Requirements →
List each line in which the string "color" appears.

+++

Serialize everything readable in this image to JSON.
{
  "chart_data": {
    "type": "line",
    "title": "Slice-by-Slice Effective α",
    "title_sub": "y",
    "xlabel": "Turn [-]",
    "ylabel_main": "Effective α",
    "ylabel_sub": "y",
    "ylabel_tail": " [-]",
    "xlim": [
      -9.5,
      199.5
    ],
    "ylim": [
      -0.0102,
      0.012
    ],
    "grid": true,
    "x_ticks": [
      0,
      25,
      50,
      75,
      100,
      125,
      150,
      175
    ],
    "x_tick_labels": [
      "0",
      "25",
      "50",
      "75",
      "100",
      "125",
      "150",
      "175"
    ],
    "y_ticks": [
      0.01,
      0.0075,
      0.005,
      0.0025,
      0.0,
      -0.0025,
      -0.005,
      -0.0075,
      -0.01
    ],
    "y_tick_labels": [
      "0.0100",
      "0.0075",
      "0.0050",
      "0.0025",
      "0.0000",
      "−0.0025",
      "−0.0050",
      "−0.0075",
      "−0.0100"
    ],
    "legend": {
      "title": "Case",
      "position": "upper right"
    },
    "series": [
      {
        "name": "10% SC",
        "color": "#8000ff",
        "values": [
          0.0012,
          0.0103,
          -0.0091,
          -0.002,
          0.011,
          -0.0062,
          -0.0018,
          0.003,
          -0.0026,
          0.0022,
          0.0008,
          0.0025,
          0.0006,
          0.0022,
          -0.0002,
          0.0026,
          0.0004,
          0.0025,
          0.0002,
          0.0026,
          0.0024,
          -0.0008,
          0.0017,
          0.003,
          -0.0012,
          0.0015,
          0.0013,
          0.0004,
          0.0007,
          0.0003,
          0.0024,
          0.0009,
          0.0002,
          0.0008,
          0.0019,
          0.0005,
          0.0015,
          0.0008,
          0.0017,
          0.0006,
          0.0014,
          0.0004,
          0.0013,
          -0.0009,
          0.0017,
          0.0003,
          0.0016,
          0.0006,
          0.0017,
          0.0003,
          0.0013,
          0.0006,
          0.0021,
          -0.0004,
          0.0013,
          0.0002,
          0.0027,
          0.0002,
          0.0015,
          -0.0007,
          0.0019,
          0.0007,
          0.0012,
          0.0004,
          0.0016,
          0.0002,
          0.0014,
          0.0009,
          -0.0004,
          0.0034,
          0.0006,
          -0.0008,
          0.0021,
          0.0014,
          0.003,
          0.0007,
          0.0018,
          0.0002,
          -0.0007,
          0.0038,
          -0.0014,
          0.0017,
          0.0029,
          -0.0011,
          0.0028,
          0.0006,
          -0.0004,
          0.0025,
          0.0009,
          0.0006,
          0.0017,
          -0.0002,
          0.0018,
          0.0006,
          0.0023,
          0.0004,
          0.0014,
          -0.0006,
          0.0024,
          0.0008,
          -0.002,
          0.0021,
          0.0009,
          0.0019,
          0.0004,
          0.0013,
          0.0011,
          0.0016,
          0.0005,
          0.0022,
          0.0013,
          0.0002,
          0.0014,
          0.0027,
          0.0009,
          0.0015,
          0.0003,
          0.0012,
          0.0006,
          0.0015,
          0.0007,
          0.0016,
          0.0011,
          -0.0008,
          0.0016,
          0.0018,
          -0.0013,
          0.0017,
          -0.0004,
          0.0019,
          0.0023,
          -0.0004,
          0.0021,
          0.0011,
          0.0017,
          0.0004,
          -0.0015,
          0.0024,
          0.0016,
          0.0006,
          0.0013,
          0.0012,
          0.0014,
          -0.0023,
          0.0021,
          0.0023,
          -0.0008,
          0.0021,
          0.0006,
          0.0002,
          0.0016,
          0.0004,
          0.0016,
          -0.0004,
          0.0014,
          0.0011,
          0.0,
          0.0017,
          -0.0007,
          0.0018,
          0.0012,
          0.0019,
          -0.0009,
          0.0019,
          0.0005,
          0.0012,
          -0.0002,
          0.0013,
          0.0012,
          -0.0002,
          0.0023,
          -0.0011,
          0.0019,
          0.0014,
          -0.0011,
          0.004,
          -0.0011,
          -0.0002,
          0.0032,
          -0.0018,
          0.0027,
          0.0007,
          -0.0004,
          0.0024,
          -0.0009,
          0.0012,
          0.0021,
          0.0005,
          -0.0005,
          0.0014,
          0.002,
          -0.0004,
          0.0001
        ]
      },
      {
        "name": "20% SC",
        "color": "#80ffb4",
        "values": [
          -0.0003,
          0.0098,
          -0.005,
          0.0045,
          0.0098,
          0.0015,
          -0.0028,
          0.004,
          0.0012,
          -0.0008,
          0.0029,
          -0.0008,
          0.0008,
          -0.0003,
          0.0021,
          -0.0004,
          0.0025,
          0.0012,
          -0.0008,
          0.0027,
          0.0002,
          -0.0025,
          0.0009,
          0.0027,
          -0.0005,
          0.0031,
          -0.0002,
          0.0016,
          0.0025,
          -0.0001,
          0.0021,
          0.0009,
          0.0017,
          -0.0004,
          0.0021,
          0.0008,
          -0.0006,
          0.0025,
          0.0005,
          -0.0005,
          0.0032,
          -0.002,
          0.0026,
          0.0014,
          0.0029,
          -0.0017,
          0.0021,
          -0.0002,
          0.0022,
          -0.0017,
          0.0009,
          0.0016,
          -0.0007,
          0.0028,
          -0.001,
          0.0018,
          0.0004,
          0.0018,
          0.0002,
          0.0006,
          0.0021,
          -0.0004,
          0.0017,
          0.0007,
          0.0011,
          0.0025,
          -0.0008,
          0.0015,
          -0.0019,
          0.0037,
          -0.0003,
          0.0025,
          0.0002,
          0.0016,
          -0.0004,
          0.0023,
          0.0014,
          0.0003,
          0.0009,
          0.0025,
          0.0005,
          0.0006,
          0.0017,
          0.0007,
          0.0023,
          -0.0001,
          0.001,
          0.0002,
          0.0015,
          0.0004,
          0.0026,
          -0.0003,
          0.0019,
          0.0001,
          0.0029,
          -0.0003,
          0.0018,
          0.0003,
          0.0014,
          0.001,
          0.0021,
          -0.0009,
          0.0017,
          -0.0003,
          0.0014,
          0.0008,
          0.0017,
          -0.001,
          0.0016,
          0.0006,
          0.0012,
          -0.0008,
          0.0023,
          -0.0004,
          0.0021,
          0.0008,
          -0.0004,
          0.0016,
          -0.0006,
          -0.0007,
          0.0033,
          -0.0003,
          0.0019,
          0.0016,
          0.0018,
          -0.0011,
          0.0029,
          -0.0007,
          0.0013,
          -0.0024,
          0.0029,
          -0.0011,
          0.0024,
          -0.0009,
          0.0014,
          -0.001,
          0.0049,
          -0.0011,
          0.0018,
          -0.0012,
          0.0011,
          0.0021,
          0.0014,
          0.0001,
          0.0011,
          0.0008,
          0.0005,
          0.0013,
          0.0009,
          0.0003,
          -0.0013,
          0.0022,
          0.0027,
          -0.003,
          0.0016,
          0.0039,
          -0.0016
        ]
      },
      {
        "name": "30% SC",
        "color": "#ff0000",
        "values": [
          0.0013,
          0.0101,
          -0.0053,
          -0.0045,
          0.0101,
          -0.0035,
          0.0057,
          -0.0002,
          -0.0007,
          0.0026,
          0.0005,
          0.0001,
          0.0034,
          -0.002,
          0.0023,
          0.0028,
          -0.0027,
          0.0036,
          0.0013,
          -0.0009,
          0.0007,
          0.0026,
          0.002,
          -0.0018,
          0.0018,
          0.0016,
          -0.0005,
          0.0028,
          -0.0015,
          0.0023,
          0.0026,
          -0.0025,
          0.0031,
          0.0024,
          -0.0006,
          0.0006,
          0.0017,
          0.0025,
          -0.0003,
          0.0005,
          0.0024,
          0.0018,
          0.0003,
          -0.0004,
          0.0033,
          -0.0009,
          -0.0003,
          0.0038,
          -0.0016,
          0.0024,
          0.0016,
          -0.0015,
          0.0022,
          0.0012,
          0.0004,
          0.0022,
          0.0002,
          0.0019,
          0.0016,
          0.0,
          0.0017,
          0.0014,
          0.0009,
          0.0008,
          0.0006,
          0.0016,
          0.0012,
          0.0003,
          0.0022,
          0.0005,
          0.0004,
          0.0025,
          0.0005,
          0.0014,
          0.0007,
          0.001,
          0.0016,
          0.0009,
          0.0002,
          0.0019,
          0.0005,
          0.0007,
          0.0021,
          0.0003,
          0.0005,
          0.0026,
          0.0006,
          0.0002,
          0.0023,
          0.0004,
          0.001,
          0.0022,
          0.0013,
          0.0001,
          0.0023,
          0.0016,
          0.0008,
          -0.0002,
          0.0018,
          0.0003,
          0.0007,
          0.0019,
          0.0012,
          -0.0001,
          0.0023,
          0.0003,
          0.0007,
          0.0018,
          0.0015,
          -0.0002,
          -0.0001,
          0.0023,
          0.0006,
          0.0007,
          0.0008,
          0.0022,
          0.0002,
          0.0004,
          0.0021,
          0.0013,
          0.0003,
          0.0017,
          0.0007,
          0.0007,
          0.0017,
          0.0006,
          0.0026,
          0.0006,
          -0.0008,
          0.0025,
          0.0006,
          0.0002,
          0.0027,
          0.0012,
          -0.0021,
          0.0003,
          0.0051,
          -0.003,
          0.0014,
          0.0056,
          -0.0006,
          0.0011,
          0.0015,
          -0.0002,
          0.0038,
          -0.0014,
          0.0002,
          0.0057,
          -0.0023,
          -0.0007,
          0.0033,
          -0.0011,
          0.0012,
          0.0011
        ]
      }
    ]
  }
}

+++

Complete answer →
        "color": "#8000ff",
        "color": "#80ffb4",
        "color": "#ff0000",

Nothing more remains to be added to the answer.